» Your task:
List each line holding the string "value".

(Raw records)
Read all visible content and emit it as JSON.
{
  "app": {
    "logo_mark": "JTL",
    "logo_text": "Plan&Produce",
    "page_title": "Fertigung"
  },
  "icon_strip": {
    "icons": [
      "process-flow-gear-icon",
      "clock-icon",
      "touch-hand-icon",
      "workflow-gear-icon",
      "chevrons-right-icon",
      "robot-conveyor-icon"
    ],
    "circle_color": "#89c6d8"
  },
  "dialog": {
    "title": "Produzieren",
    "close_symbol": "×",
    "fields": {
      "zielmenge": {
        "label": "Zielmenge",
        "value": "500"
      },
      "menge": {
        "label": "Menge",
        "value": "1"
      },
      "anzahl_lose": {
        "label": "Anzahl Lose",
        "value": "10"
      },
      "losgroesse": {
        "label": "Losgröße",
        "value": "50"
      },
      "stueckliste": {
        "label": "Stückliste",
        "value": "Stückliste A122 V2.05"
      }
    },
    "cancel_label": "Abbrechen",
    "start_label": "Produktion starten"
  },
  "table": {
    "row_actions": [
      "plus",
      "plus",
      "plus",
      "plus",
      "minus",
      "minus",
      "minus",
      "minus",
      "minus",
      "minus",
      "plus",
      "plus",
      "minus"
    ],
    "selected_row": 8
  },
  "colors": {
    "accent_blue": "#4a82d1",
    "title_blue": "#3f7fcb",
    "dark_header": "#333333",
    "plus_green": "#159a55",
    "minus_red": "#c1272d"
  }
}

» Solution:
        "value": "500"
        "value": "1"
        "value": "10"
        "value": "50"
        "value": "Stückliste A122 V2.05"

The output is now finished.